#### What to do
Repeat each entry in full, exactly.

*** Input material ***

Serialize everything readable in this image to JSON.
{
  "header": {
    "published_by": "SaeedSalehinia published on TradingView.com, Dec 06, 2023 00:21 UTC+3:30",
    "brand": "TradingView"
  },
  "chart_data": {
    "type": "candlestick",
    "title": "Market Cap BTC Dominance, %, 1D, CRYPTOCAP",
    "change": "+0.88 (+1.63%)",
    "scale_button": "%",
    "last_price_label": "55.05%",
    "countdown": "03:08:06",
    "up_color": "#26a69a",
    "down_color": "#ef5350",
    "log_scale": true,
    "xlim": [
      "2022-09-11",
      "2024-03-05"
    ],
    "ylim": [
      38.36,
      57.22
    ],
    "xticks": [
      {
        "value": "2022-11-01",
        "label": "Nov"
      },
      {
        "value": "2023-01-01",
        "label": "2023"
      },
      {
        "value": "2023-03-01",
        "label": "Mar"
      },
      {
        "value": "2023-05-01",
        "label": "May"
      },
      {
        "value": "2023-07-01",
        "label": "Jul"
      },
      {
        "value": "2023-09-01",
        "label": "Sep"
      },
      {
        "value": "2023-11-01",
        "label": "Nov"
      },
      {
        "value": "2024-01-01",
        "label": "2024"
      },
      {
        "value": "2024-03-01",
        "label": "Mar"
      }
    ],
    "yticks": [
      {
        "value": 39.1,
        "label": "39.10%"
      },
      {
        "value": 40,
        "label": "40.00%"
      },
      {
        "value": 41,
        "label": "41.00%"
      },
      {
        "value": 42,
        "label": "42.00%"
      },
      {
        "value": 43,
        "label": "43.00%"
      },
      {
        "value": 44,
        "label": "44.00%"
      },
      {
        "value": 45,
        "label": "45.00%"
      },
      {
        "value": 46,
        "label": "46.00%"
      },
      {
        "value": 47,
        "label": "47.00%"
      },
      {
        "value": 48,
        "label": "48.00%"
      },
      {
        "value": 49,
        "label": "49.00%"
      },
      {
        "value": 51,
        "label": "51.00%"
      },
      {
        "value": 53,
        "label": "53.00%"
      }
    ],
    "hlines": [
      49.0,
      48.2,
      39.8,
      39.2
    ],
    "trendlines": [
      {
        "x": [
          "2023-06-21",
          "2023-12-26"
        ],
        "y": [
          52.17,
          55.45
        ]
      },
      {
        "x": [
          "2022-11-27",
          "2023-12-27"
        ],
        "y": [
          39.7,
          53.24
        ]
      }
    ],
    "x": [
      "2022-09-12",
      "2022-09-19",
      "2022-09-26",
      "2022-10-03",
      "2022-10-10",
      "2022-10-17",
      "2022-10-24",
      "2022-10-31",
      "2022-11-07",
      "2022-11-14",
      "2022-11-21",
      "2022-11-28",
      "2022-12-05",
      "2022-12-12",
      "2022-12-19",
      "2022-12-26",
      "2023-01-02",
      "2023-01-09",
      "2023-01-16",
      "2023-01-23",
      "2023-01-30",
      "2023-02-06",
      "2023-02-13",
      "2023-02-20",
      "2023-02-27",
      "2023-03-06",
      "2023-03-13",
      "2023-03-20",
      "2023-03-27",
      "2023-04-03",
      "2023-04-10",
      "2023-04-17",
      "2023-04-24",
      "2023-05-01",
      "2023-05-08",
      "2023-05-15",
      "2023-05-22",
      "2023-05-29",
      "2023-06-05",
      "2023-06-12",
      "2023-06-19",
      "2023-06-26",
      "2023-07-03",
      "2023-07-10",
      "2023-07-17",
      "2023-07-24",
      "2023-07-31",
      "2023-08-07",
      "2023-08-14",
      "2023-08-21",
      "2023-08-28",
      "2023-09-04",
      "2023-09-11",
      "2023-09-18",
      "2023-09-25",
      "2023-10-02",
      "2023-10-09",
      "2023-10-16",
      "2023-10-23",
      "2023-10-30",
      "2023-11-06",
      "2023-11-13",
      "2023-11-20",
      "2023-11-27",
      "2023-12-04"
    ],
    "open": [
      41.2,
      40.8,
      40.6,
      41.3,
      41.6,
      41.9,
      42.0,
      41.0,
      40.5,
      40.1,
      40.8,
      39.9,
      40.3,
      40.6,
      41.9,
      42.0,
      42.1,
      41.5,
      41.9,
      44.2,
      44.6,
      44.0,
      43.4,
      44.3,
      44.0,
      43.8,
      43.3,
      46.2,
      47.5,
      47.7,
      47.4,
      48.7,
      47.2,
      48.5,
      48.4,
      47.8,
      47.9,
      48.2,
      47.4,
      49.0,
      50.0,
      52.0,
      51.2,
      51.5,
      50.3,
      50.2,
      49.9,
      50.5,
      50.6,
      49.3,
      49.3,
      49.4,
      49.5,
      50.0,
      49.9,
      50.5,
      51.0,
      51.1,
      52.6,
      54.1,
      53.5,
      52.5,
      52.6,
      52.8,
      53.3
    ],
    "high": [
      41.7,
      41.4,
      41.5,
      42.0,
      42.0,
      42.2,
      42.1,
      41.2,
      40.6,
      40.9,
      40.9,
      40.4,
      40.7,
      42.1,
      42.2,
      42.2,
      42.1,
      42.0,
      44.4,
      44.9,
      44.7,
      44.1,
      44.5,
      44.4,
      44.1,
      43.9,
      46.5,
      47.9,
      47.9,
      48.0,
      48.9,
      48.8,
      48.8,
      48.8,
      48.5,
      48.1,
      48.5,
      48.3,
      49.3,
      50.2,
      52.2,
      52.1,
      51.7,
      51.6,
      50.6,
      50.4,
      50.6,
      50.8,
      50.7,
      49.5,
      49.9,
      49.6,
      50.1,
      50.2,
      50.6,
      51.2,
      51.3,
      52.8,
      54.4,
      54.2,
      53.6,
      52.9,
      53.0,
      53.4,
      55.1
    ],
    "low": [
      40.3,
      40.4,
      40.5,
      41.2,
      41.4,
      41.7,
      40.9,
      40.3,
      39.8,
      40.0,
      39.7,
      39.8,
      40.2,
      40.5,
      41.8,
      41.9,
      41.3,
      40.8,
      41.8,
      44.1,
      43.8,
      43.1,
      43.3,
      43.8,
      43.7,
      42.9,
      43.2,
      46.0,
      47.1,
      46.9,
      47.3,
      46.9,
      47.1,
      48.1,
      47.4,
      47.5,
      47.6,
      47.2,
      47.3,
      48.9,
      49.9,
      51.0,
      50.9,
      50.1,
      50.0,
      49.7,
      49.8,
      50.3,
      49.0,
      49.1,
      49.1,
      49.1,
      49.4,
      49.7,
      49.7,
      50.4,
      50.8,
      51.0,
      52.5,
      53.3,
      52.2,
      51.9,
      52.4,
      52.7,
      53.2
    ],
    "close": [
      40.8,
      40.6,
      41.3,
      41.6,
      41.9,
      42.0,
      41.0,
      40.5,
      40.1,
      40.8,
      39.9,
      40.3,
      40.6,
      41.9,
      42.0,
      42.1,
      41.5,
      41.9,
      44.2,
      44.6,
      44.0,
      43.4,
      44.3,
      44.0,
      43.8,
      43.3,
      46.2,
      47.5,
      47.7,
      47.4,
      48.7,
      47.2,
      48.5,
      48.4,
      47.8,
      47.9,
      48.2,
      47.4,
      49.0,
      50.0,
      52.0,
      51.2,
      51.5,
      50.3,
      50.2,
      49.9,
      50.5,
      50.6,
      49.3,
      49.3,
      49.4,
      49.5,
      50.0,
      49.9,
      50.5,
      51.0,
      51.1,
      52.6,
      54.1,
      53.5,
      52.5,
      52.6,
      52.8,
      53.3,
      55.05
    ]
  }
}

***

#### Result below
Serialize everything readable in this image to JSON.
{
  "header": {
    "published_by": "SaeedSalehinia published on TradingView.com, Dec 06, 2023 00:21 UTC+3:30",
    "brand": "TradingView"
  },
  "chart_data": {
    "type": "candlestick",
    "title": "Market Cap BTC Dominance, %, 1D, CRYPTOCAP",
    "change": "+0.88 (+1.63%)",
    "scale_button": "%",
    "last_price_label": "55.05%",
    "countdown": "03:08:06",
    "up_color": "#26a69a",
    "down_color": "#ef5350",
    "log_scale": true,
    "xlim": [
      "2022-09-11",
      "2024-03-05"
    ],
    "ylim": [
      38.36,
      57.22
    ],
    "xticks": [
      {
        "value": "2022-11-01",
        "label": "Nov"
      },
      {
        "value": "2023-01-01",
        "label": "2023"
      },
      {
        "value": "2023-03-01",
        "label": "Mar"
      },
      {
        "value": "2023-05-01",
        "label": "May"
      },
      {
        "value": "2023-07-01",
        "label": "Jul"
      },
      {
        "value": "2023-09-01",
        "label": "Sep"
      },
      {
        "value": "2023-11-01",
        "label": "Nov"
      },
      {
        "value": "2024-01-01",
        "label": "2024"
      },
      {
        "value": "2024-03-01",
        "label": "Mar"
      }
    ],
    "yticks": [
      {
        "value": 39.1,
        "label": "39.10%"
      },
      {
        "value": 40,
        "label": "40.00%"
      },
      {
        "value": 41,
        "label": "41.00%"
      },
      {
        "value": 42,
        "label": "42.00%"
      },
      {
        "value": 43,
        "label": "43.00%"
      },
      {
        "value": 44,
        "label": "44.00%"
      },
      {
        "value": 45,
        "label": "45.00%"
      },
      {
        "value": 46,
        "label": "46.00%"
      },
      {
        "value": 47,
        "label": "47.00%"
      },
      {
        "value": 48,
        "label": "48.00%"
      },
      {
        "value": 49,
        "label": "49.00%"
      },
      {
        "value": 51,
        "label": "51.00%"
      },
      {
        "value": 53,
        "label": "53.00%"
      }
    ],
    "hlines": [
      49.0,
      48.2,
      39.8,
      39.2
    ],
    "trendlines": [
      {
        "x": [
          "2023-06-21",
          "2023-12-26"
        ],
        "y": [
          52.17,
          55.45
        ]
      },
      {
        "x": [
          "2022-11-27",
          "2023-12-27"
        ],
        "y": [
          39.7,
          53.24
        ]
      }
    ],
    "x": [
      "2022-09-12",
      "2022-09-19",
      "2022-09-26",
      "2022-10-03",
      "2022-10-10",
      "2022-10-17",
      "2022-10-24",
      "2022-10-31",
      "2022-11-07",
      "2022-11-14",
      "2022-11-21",
      "2022-11-28",
      "2022-12-05",
      "2022-12-12",
      "2022-12-19",
      "2022-12-26",
      "2023-01-02",
      "2023-01-09",
      "2023-01-16",
      "2023-01-23",
      "2023-01-30",
      "2023-02-06",
      "2023-02-13",
      "2023-02-20",
      "2023-02-27",
      "2023-03-06",
      "2023-03-13",
      "2023-03-20",
      "2023-03-27",
      "2023-04-03",
      "2023-04-10",
      "2023-04-17",
      "2023-04-24",
      "2023-05-01",
      "2023-05-08",
      "2023-05-15",
      "2023-05-22",
      "2023-05-29",
      "2023-06-05",
      "2023-06-12",
      "2023-06-19",
      "2023-06-26",
      "2023-07-03",
      "2023-07-10",
      "2023-07-17",
      "2023-07-24",
      "2023-07-31",
      "2023-08-07",
      "2023-08-14",
      "2023-08-21",
      "2023-08-28",
      "2023-09-04",
      "2023-09-11",
      "2023-09-18",
      "2023-09-25",
      "2023-10-02",
      "2023-10-09",
      "2023-10-16",
      "2023-10-23",
      "2023-10-30",
      "2023-11-06",
      "2023-11-13",
      "2023-11-20",
      "2023-11-27",
      "2023-12-04"
    ],
    "open": [
      41.2,
      40.8,
      40.6,
      41.3,
      41.6,
      41.9,
      42.0,
      41.0,
      40.5,
      40.1,
      40.8,
      39.9,
      40.3,
      40.6,
      41.9,
      42.0,
      42.1,
      41.5,
      41.9,
      44.2,
      44.6,
      44.0,
      43.4,
      44.3,
      44.0,
      43.8,
      43.3,
      46.2,
      47.5,
      47.7,
      47.4,
      48.7,
      47.2,
      48.5,
      48.4,
      47.8,
      47.9,
      48.2,
      47.4,
      49.0,
      50.0,
      52.0,
      51.2,
      51.5,
      50.3,
      50.2,
      49.9,
      50.5,
      50.6,
      49.3,
      49.3,
      49.4,
      49.5,
      50.0,
      49.9,
      50.5,
      51.0,
      51.1,
      52.6,
      54.1,
      53.5,
      52.5,
      52.6,
      52.8,
      53.3
    ],
    "high": [
      41.7,
      41.4,
      41.5,
      42.0,
      42.0,
      42.2,
      42.1,
      41.2,
      40.6,
      40.9,
      40.9,
      40.4,
      40.7,
      42.1,
      42.2,
      42.2,
      42.1,
      42.0,
      44.4,
      44.9,
      44.7,
      44.1,
      44.5,
      44.4,
      44.1,
      43.9,
      46.5,
      47.9,
      47.9,
      48.0,
      48.9,
      48.8,
      48.8,
      48.8,
      48.5,
      48.1,
      48.5,
      48.3,
      49.3,
      50.2,
      52.2,
      52.1,
      51.7,
      51.6,
      50.6,
      50.4,
      50.6,
      50.8,
      50.7,
      49.5,
      49.9,
      49.6,
      50.1,
      50.2,
      50.6,
      51.2,
      51.3,
      52.8,
      54.4,
      54.2,
      53.6,
      52.9,
      53.0,
      53.4,
      55.1
    ],
    "low": [
      40.3,
      40.4,
      40.5,
      41.2,
      41.4,
      41.7,
      40.9,
      40.3,
      39.8,
      40.0,
      39.7,
      39.8,
      40.2,
      40.5,
      41.8,
      41.9,
      41.3,
      40.8,
      41.8,
      44.1,
      43.8,
      43.1,
      43.3,
      43.8,
      43.7,
      42.9,
      43.2,
      46.0,
      47.1,
      46.9,
      47.3,
      46.9,
      47.1,
      48.1,
      47.4,
      47.5,
      47.6,
      47.2,
      47.3,
      48.9,
      49.9,
      51.0,
      50.9,
      50.1,
      50.0,
      49.7,
      49.8,
      50.3,
      49.0,
      49.1,
      49.1,
      49.1,
      49.4,
      49.7,
      49.7,
      50.4,
      50.8,
      51.0,
      52.5,
      53.3,
      52.2,
      51.9,
      52.4,
      52.7,
      53.2
    ],
    "close": [
      40.8,
      40.6,
      41.3,
      41.6,
      41.9,
      42.0,
      41.0,
      40.5,
      40.1,
      40.8,
      39.9,
      40.3,
      40.6,
      41.9,
      42.0,
      42.1,
      41.5,
      41.9,
      44.2,
      44.6,
      44.0,
      43.4,
      44.3,
      44.0,
      43.8,
      43.3,
      46.2,
      47.5,
      47.7,
      47.4,
      48.7,
      47.2,
      48.5,
      48.4,
      47.8,
      47.9,
      48.2,
      47.4,
      49.0,
      50.0,
      52.0,
      51.2,
      51.5,
      50.3,
      50.2,
      49.9,
      50.5,
      50.6,
      49.3,
      49.3,
      49.4,
      49.5,
      50.0,
      49.9,
      50.5,
      51.0,
      51.1,
      52.6,
      54.1,
      53.5,
      52.5,
      52.6,
      52.8,
      53.3,
      55.05
    ]
  }
}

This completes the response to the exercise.